* begin Given data *
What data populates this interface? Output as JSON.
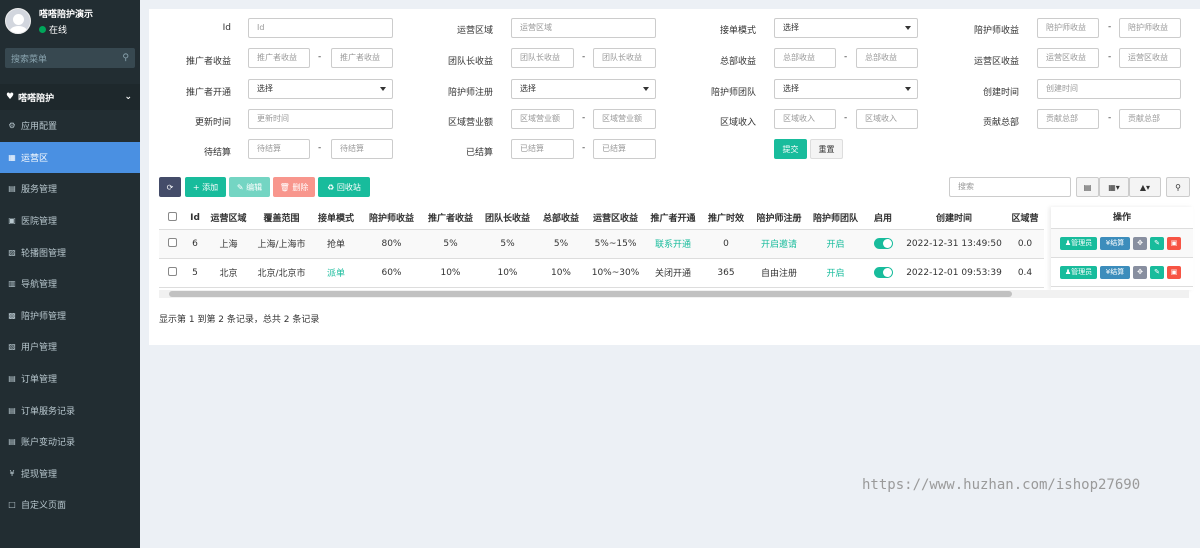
{
  "sidebar": {
    "user_name": "嗒嗒陪护演示",
    "user_status": "在线",
    "search_placeholder": "搜索菜单",
    "section_title": "嗒嗒陪护",
    "items": [
      {
        "label": "应用配置",
        "icon": "gear-icon"
      },
      {
        "label": "运营区",
        "icon": "map-icon"
      },
      {
        "label": "服务管理",
        "icon": "list-icon"
      },
      {
        "label": "医院管理",
        "icon": "hospital-icon"
      },
      {
        "label": "轮播图管理",
        "icon": "image-icon"
      },
      {
        "label": "导航管理",
        "icon": "nav-icon"
      },
      {
        "label": "陪护师管理",
        "icon": "user-icon"
      },
      {
        "label": "用户管理",
        "icon": "users-icon"
      },
      {
        "label": "订单管理",
        "icon": "order-icon"
      },
      {
        "label": "订单服务记录",
        "icon": "record-icon"
      },
      {
        "label": "账户变动记录",
        "icon": "account-icon"
      },
      {
        "label": "提现管理",
        "icon": "yen-icon"
      },
      {
        "label": "自定义页面",
        "icon": "page-icon"
      }
    ],
    "active_index": 1
  },
  "filters": {
    "labels": {
      "id": "Id",
      "region": "运营区域",
      "order_mode": "接单模式",
      "caregiver_income": "陪护师收益",
      "promoter_income": "推广者收益",
      "leader_income": "团队长收益",
      "hq_income": "总部收益",
      "region_income": "运营区收益",
      "promoter_open": "推广者开通",
      "caregiver_reg": "陪护师注册",
      "caregiver_team": "陪护师团队",
      "create_time": "创建时间",
      "update_time": "更新时间",
      "region_turnover": "区域营业额",
      "region_revenue": "区域收入",
      "hq_contrib": "贡献总部",
      "pending": "待结算",
      "settled": "已结算"
    },
    "placeholders": {
      "id": "Id",
      "region": "运营区域",
      "select": "选择",
      "caregiver_income": "陪护师收益",
      "promoter_income": "推广者收益",
      "leader_income": "团队长收益",
      "hq_income": "总部收益",
      "region_income": "运营区收益",
      "create_time": "创建时间",
      "update_time": "更新时间",
      "region_turnover": "区域营业额",
      "region_revenue": "区域收入",
      "hq_contrib": "贡献总部",
      "pending": "待结算",
      "settled": "已结算"
    },
    "dash": "-",
    "submit": "提交",
    "reset": "重置"
  },
  "toolbar": {
    "add": "添加",
    "edit": "编辑",
    "delete": "删除",
    "recycle": "回收站",
    "search_placeholder": "搜索"
  },
  "table": {
    "headers": [
      "Id",
      "运营区域",
      "覆盖范围",
      "接单模式",
      "陪护师收益",
      "推广者收益",
      "团队长收益",
      "总部收益",
      "运营区收益",
      "推广者开通",
      "推广时效",
      "陪护师注册",
      "陪护师团队",
      "启用",
      "创建时间",
      "区域营"
    ],
    "ops_header": "操作",
    "rows": [
      {
        "id": "6",
        "region": "上海",
        "coverage": "上海/上海市",
        "mode": "抢单",
        "caregiver": "80%",
        "promoter": "5%",
        "leader": "5%",
        "hq": "5%",
        "region_income": "5%~15%",
        "promoter_open": "联系开通",
        "promo_time": "0",
        "caregiver_reg": "开启邀请",
        "team": "开启",
        "created": "2022-12-31 13:49:50",
        "turnover": "0.0"
      },
      {
        "id": "5",
        "region": "北京",
        "coverage": "北京/北京市",
        "mode": "派单",
        "caregiver": "60%",
        "promoter": "10%",
        "leader": "10%",
        "hq": "10%",
        "region_income": "10%~30%",
        "promoter_open": "关闭开通",
        "promo_time": "365",
        "caregiver_reg": "自由注册",
        "team": "开启",
        "created": "2022-12-01 09:53:39",
        "turnover": "0.4"
      }
    ],
    "ops_buttons": {
      "admin": "管理员",
      "settle": "结算"
    }
  },
  "summary": "显示第 1 到第 2 条记录，总共 2 条记录",
  "watermark": "https://www.huzhan.com/ishop27690",
  "colors": {
    "sidebar": "#222d32",
    "active": "#4a90e2",
    "primary": "#18bc9c",
    "dark": "#444c69",
    "danger": "#f75444"
  }
}
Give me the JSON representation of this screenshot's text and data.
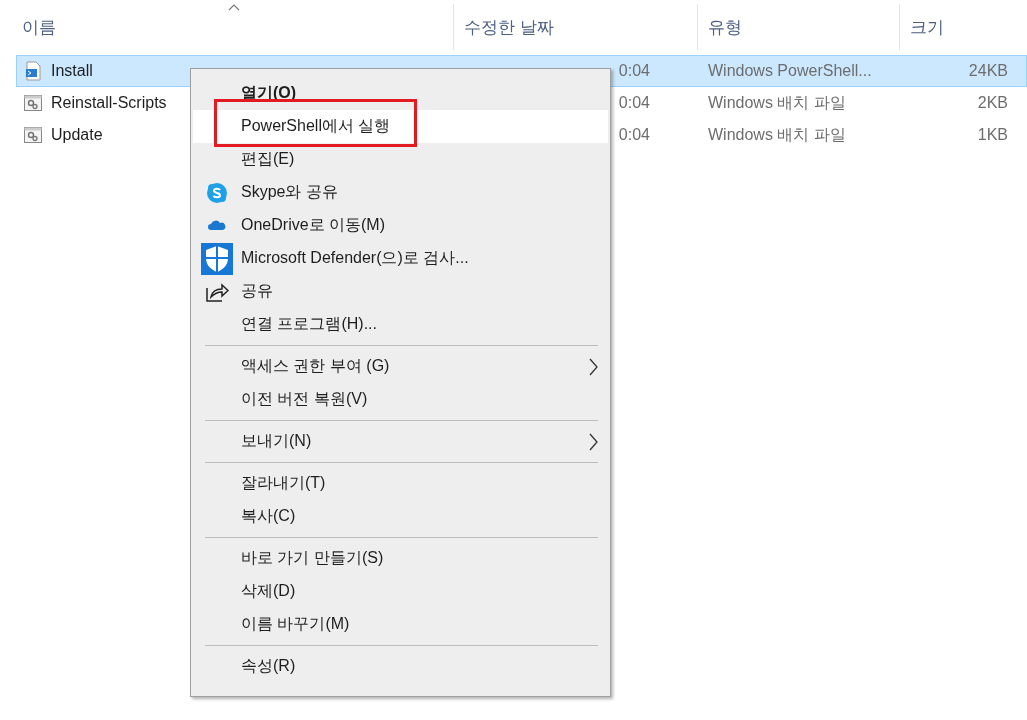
{
  "columns": [
    {
      "label": "이름",
      "sorted": true
    },
    {
      "label": "수정한 날짜",
      "sorted": false
    },
    {
      "label": "유형",
      "sorted": false
    },
    {
      "label": "크기",
      "sorted": false
    }
  ],
  "files": [
    {
      "name": "Install",
      "kind": "script",
      "date": "0:04",
      "type": "Windows PowerShell...",
      "size": "24KB",
      "selected": true
    },
    {
      "name": "Reinstall-Scripts",
      "kind": "batch",
      "date": "0:04",
      "type": "Windows 배치 파일",
      "size": "2KB",
      "selected": false
    },
    {
      "name": "Update",
      "kind": "batch",
      "date": "0:04",
      "type": "Windows 배치 파일",
      "size": "1KB",
      "selected": false
    }
  ],
  "context_menu": {
    "items": [
      {
        "kind": "item",
        "label": "열기(O)",
        "default": true,
        "selected": false,
        "boxed": false,
        "submenu": false
      },
      {
        "kind": "item",
        "label": "PowerShell에서 실행",
        "default": false,
        "selected": true,
        "boxed": true,
        "submenu": false
      },
      {
        "kind": "item",
        "label": "편집(E)",
        "default": false,
        "selected": false,
        "boxed": false,
        "submenu": false
      },
      {
        "kind": "skype",
        "label": "Skype와 공유",
        "default": false,
        "selected": false,
        "boxed": false,
        "submenu": false
      },
      {
        "kind": "cloud",
        "label": "OneDrive로 이동(M)",
        "default": false,
        "selected": false,
        "boxed": false,
        "submenu": false
      },
      {
        "kind": "shield",
        "label": "Microsoft Defender(으)로 검사...",
        "default": false,
        "selected": false,
        "boxed": false,
        "submenu": false
      },
      {
        "kind": "share",
        "label": "공유",
        "default": false,
        "selected": false,
        "boxed": false,
        "submenu": false
      },
      {
        "kind": "item",
        "label": "연결 프로그램(H)...",
        "default": false,
        "selected": false,
        "boxed": false,
        "submenu": false
      },
      {
        "kind": "separator"
      },
      {
        "kind": "item",
        "label": "액세스 권한 부여 (G)",
        "default": false,
        "selected": false,
        "boxed": false,
        "submenu": true
      },
      {
        "kind": "item",
        "label": "이전 버전 복원(V)",
        "default": false,
        "selected": false,
        "boxed": false,
        "submenu": false
      },
      {
        "kind": "separator"
      },
      {
        "kind": "item",
        "label": "보내기(N)",
        "default": false,
        "selected": false,
        "boxed": false,
        "submenu": true
      },
      {
        "kind": "separator"
      },
      {
        "kind": "item",
        "label": "잘라내기(T)",
        "default": false,
        "selected": false,
        "boxed": false,
        "submenu": false
      },
      {
        "kind": "item",
        "label": "복사(C)",
        "default": false,
        "selected": false,
        "boxed": false,
        "submenu": false
      },
      {
        "kind": "separator"
      },
      {
        "kind": "item",
        "label": "바로 가기 만들기(S)",
        "default": false,
        "selected": false,
        "boxed": false,
        "submenu": false
      },
      {
        "kind": "item",
        "label": "삭제(D)",
        "default": false,
        "selected": false,
        "boxed": false,
        "submenu": false
      },
      {
        "kind": "item",
        "label": "이름 바꾸기(M)",
        "default": false,
        "selected": false,
        "boxed": false,
        "submenu": false
      },
      {
        "kind": "separator"
      },
      {
        "kind": "item",
        "label": "속성(R)",
        "default": false,
        "selected": false,
        "boxed": false,
        "submenu": false
      }
    ]
  }
}
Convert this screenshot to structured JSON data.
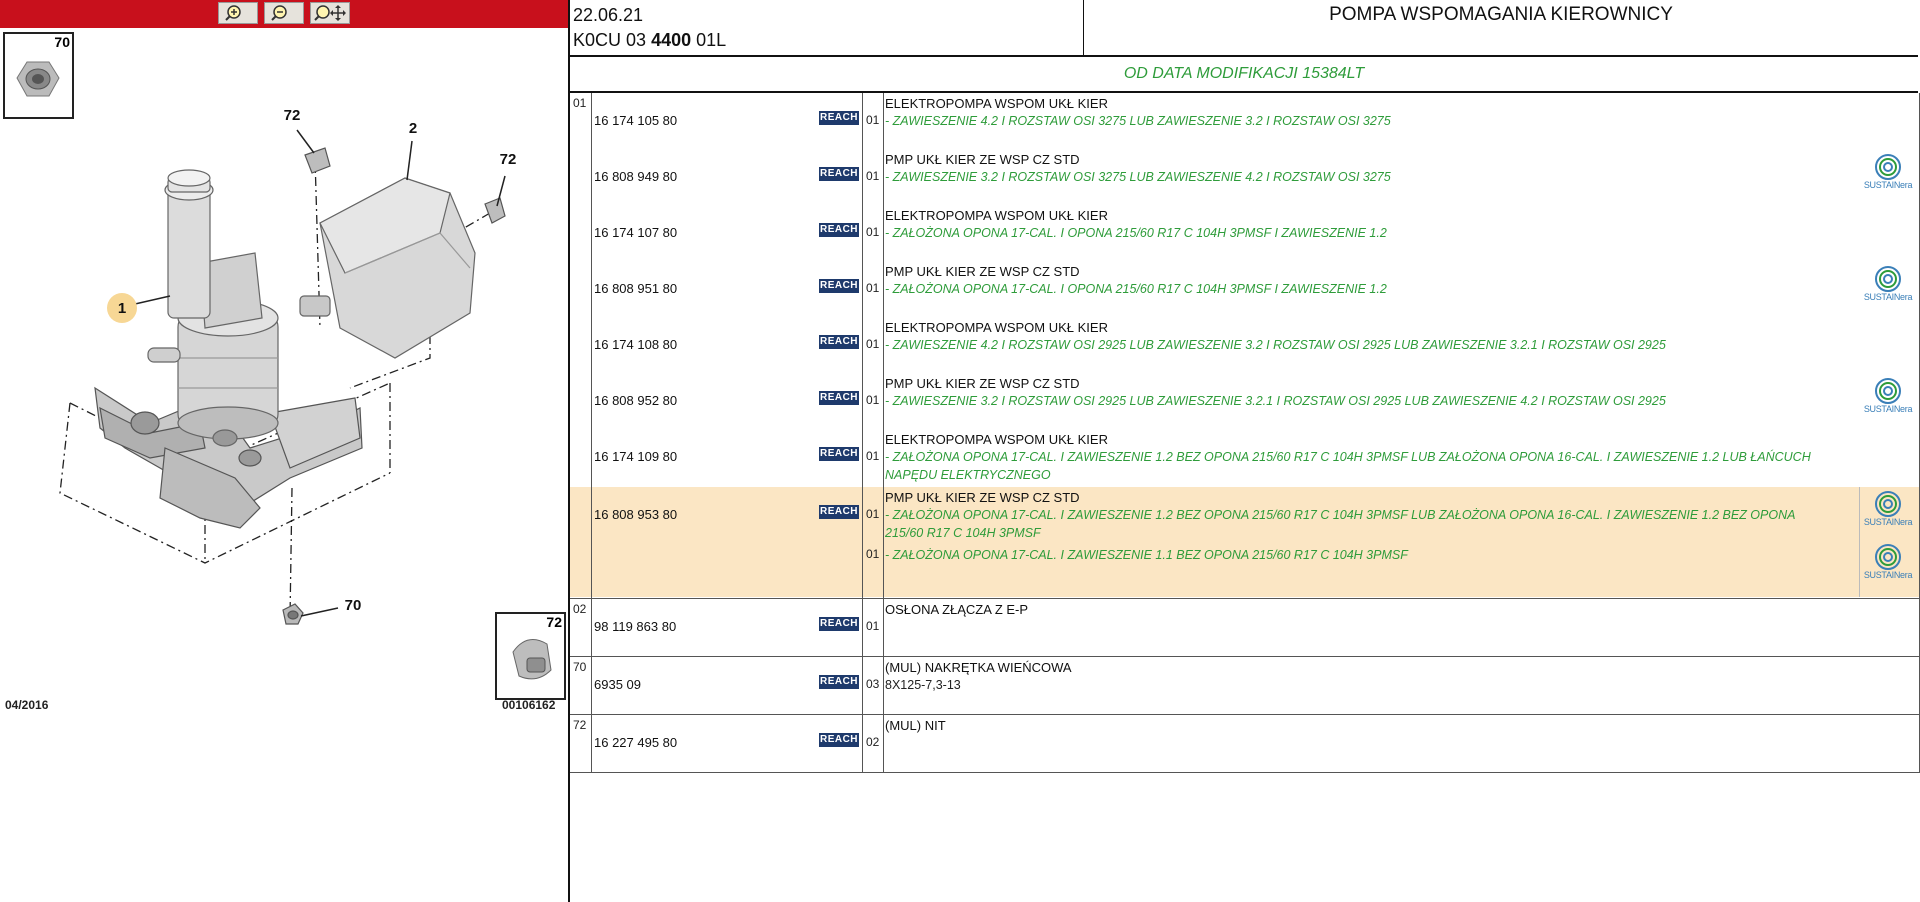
{
  "viewer": {
    "toolbar": {
      "zoom_in": "zoom-in",
      "zoom_out": "zoom-out",
      "zoom_pan": "zoom-pan"
    },
    "date": "04/2016",
    "ref_code": "00106162",
    "thumb_top": "70",
    "thumb_bottom": "72",
    "callouts": {
      "c1": "1",
      "c2": "2",
      "c72a": "72",
      "c72b": "72",
      "c70": "70"
    }
  },
  "header": {
    "date": "22.06.21",
    "code_prefix": "K0CU 03",
    "code_bold": "4400",
    "code_suffix": "01L",
    "title": "POMPA WSPOMAGANIA KIEROWNICY"
  },
  "modification": "OD DATA MODIFIKACJI 15384LT",
  "reach_label": "REACH",
  "sustain": {
    "label": "SUSTAINera",
    "color": "#3a7fb8"
  },
  "colors": {
    "toolbar": "#c8101c",
    "highlight": "#fbe6c4",
    "condition": "#2e9c3a",
    "reach": "#1e3a6c"
  },
  "groups": [
    {
      "ref": "01",
      "rows": [
        {
          "part": "16 174 105 80",
          "qty": "01",
          "title": "ELEKTROPOMPA WSPOM UKŁ KIER",
          "conds": [
            "- ZAWIESZENIE 4.2 I ROZSTAW OSI 3275 LUB ZAWIESZENIE 3.2 I ROZSTAW OSI 3275"
          ],
          "sustain": false
        },
        {
          "part": "16 808 949 80",
          "qty": "01",
          "title": "PMP UKŁ KIER ZE WSP CZ STD",
          "conds": [
            "- ZAWIESZENIE 3.2 I ROZSTAW OSI 3275 LUB ZAWIESZENIE 4.2 I ROZSTAW OSI 3275"
          ],
          "sustain": true
        },
        {
          "part": "16 174 107 80",
          "qty": "01",
          "title": "ELEKTROPOMPA WSPOM UKŁ KIER",
          "conds": [
            "- ZAŁOŻONA OPONA 17-CAL. I OPONA 215/60 R17 C 104H 3PMSF I ZAWIESZENIE 1.2"
          ],
          "sustain": false
        },
        {
          "part": "16 808 951 80",
          "qty": "01",
          "title": "PMP UKŁ KIER ZE WSP CZ STD",
          "conds": [
            "- ZAŁOŻONA OPONA 17-CAL. I OPONA 215/60 R17 C 104H 3PMSF I ZAWIESZENIE 1.2"
          ],
          "sustain": true
        },
        {
          "part": "16 174 108 80",
          "qty": "01",
          "title": "ELEKTROPOMPA WSPOM UKŁ KIER",
          "conds": [
            "- ZAWIESZENIE 4.2 I ROZSTAW OSI 2925 LUB ZAWIESZENIE 3.2 I ROZSTAW OSI 2925 LUB ZAWIESZENIE 3.2.1 I ROZSTAW OSI 2925"
          ],
          "sustain": false
        },
        {
          "part": "16 808 952 80",
          "qty": "01",
          "title": "PMP UKŁ KIER ZE WSP CZ STD",
          "conds": [
            "- ZAWIESZENIE 3.2 I ROZSTAW OSI 2925 LUB ZAWIESZENIE 3.2.1 I ROZSTAW OSI 2925 LUB ZAWIESZENIE 4.2 I ROZSTAW OSI 2925"
          ],
          "sustain": true
        },
        {
          "part": "16 174 109 80",
          "qty": "01",
          "title": "ELEKTROPOMPA WSPOM UKŁ KIER",
          "conds": [
            "- ZAŁOŻONA OPONA 17-CAL. I ZAWIESZENIE 1.2 BEZ OPONA 215/60 R17 C 104H 3PMSF LUB ZAŁOŻONA OPONA 16-CAL. I ZAWIESZENIE 1.2 LUB ŁAŃCUCH NAPĘDU ELEKTRYCZNEGO"
          ],
          "sustain": false
        },
        {
          "part": "16 808 953 80",
          "qty": "01",
          "title": "PMP UKŁ KIER ZE WSP CZ STD",
          "conds": [
            "- ZAŁOŻONA OPONA 17-CAL. I ZAWIESZENIE 1.2 BEZ OPONA 215/60 R17 C 104H 3PMSF LUB ZAŁOŻONA OPONA 16-CAL. I ZAWIESZENIE 1.2 BEZ OPONA 215/60 R17 C 104H 3PMSF"
          ],
          "sustain": true,
          "highlight": true,
          "extra_qty": "01",
          "extra_cond": "- ZAŁOŻONA OPONA 17-CAL. I ZAWIESZENIE 1.1 BEZ OPONA 215/60 R17 C 104H 3PMSF",
          "extra_sustain": true
        }
      ]
    },
    {
      "ref": "02",
      "rows": [
        {
          "part": "98 119 863 80",
          "qty": "01",
          "title": "OSŁONA ZŁĄCZA Z E-P",
          "conds": [],
          "sustain": false
        }
      ]
    },
    {
      "ref": "70",
      "rows": [
        {
          "part": "6935 09",
          "qty": "03",
          "title": "(MUL) NAKRĘTKA WIEŃCOWA",
          "conds": [
            "8X125-7,3-13"
          ],
          "plain": true,
          "sustain": false
        }
      ]
    },
    {
      "ref": "72",
      "rows": [
        {
          "part": "16 227 495 80",
          "qty": "02",
          "title": "(MUL) NIT",
          "conds": [],
          "sustain": false
        }
      ]
    }
  ]
}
* end Given data *
* Problem details:
Select every line of the material above holding the word "screenshot" and copy it.

* Expected answer:
Give me the JSON representation of this screenshot's text and data.
Convert this screenshot to structured JSON data.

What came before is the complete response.